Data supplied —
----------------

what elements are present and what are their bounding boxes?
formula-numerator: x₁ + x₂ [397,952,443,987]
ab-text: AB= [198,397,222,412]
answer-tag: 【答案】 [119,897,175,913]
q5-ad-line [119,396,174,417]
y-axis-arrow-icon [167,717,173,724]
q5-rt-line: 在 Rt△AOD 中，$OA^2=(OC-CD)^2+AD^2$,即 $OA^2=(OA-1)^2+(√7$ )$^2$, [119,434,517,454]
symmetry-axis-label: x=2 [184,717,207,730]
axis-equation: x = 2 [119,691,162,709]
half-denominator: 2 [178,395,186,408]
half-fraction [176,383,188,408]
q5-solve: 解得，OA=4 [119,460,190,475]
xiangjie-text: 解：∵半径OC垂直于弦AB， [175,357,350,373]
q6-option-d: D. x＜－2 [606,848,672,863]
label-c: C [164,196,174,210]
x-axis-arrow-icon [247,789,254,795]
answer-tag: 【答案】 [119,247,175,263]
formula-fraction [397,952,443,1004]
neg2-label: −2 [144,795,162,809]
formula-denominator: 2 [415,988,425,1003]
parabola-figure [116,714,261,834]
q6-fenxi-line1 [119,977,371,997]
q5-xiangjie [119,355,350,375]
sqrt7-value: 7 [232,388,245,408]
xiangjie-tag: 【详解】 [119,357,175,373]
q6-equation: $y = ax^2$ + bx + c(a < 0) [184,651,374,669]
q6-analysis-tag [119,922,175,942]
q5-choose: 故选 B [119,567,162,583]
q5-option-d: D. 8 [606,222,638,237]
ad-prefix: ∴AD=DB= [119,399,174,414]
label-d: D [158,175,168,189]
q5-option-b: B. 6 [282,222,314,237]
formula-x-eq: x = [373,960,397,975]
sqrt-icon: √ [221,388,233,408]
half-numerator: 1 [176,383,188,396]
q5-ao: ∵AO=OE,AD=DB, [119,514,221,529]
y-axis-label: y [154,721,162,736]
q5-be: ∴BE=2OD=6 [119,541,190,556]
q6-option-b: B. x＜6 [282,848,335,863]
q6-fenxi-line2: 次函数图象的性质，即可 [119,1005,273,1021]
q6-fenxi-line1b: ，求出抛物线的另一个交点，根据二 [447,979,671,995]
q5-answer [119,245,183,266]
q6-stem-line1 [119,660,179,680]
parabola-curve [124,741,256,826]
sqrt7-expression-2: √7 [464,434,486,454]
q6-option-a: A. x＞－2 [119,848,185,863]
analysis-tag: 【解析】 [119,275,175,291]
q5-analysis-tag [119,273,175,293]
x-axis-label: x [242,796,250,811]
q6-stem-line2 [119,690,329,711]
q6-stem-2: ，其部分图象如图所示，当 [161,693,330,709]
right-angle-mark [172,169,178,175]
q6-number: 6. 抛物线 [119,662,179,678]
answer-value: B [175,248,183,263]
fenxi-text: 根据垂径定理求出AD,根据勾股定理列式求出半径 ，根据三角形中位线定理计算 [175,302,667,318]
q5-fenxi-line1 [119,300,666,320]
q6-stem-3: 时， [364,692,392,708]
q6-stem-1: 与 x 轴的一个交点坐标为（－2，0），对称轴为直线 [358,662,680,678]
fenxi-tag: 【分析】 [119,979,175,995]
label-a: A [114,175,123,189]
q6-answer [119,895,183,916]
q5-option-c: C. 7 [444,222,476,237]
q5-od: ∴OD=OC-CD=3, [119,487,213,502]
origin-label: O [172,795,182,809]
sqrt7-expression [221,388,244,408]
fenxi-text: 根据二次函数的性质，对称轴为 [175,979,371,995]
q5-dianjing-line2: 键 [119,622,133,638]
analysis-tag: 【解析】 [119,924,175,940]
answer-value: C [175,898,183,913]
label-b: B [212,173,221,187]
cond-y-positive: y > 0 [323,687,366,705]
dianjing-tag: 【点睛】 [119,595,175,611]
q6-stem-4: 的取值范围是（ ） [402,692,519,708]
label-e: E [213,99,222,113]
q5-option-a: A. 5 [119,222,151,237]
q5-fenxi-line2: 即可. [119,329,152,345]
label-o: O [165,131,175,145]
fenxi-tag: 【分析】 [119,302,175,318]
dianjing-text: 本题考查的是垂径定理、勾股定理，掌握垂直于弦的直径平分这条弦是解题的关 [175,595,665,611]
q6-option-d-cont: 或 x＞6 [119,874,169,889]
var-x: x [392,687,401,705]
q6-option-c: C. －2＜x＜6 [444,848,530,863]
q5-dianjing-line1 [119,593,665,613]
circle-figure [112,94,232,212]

----------------

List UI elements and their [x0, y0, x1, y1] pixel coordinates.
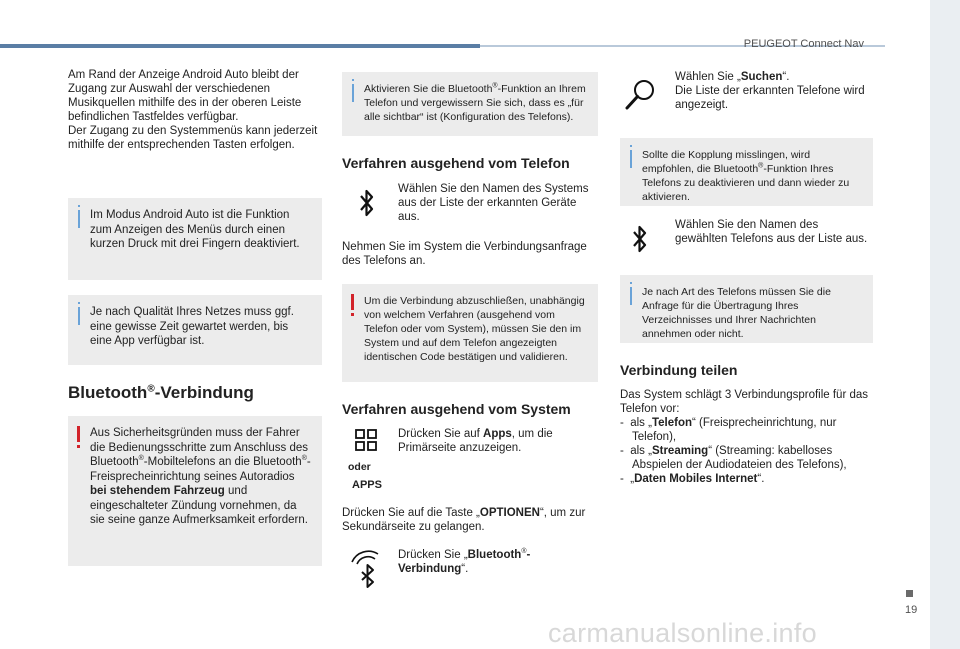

----------------

To do — Rewrite the listing from the line that contains "what elements are" through the line that contains "q6-stem-1: 与 x", replacing "answer-tag" with "answer-label" and leaving everything else the same.

Output of the task —
what elements are present and what are their bounding boxes?
formula-numerator: x₁ + x₂ [397,952,443,987]
ab-text: AB= [198,397,222,412]
answer-label: 【答案】 [119,897,175,913]
q5-ad-line [119,396,174,417]
y-axis-arrow-icon [167,717,173,724]
q5-rt-line: 在 Rt△AOD 中，$OA^2=(OC-CD)^2+AD^2$,即 $OA^2=(OA-1)^2+(√7$ )$^2$, [119,434,517,454]
symmetry-axis-label: x=2 [184,717,207,730]
axis-equation: x = 2 [119,691,162,709]
half-denominator: 2 [178,395,186,408]
half-fraction [176,383,188,408]
q5-solve: 解得，OA=4 [119,460,190,475]
xiangjie-text: 解：∵半径OC垂直于弦AB， [175,357,350,373]
q6-option-d: D. x＜－2 [606,848,672,863]
label-c: C [164,196,174,210]
x-axis-arrow-icon [247,789,254,795]
answer-label: 【答案】 [119,247,175,263]
formula-fraction [397,952,443,1004]
neg2-label: −2 [144,795,162,809]
formula-denominator: 2 [415,988,425,1003]
parabola-figure [116,714,261,834]
q6-fenxi-line1 [119,977,371,997]
q5-xiangjie [119,355,350,375]
sqrt7-value: 7 [232,388,245,408]
xiangjie-tag: 【详解】 [119,357,175,373]
q6-equation: $y = ax^2$ + bx + c(a < 0) [184,651,374,669]
q6-analysis-tag [119,922,175,942]
q5-choose: 故选 B [119,567,162,583]
q5-option-d: D. 8 [606,222,638,237]
ad-prefix: ∴AD=DB= [119,399,174,414]
label-d: D [158,175,168,189]
q5-option-b: B. 6 [282,222,314,237]
formula-x-eq: x = [373,960,397,975]
sqrt-icon: √ [221,388,233,408]
half-numerator: 1 [176,383,188,396]
q5-ao: ∵AO=OE,AD=DB, [119,514,221,529]
y-axis-label: y [154,721,162,736]
q5-be: ∴BE=2OD=6 [119,541,190,556]
q6-option-b: B. x＜6 [282,848,335,863]
q6-fenxi-line2: 次函数图象的性质，即可 [119,1005,273,1021]
q6-fenxi-line1b: ，求出抛物线的另一个交点，根据二 [447,979,671,995]
q5-answer [119,245,183,266]
q6-stem-line1 [119,660,179,680]
parabola-curve [124,741,256,826]
sqrt7-expression-2: √7 [464,434,486,454]
q6-option-a: A. x＞－2 [119,848,185,863]
analysis-tag: 【解析】 [119,275,175,291]
q5-analysis-tag [119,273,175,293]
x-axis-label: x [242,796,250,811]
q6-stem-line2 [119,690,329,711]
q6-stem-2: ，其部分图象如图所示，当 [161,693,330,709]
right-angle-mark [172,169,178,175]
q6-number: 6. 抛物线 [119,662,179,678]
answer-value: B [175,248,183,263]
fenxi-text: 根据垂径定理求出AD,根据勾股定理列式求出半径 ，根据三角形中位线定理计算 [175,302,667,318]
q5-fenxi-line1 [119,300,666,320]
q6-stem-3: 时， [364,692,392,708]
q6-stem-1: 与 x 轴的一个交点坐标为（－2，0），对称轴为直线 [358,662,680,678]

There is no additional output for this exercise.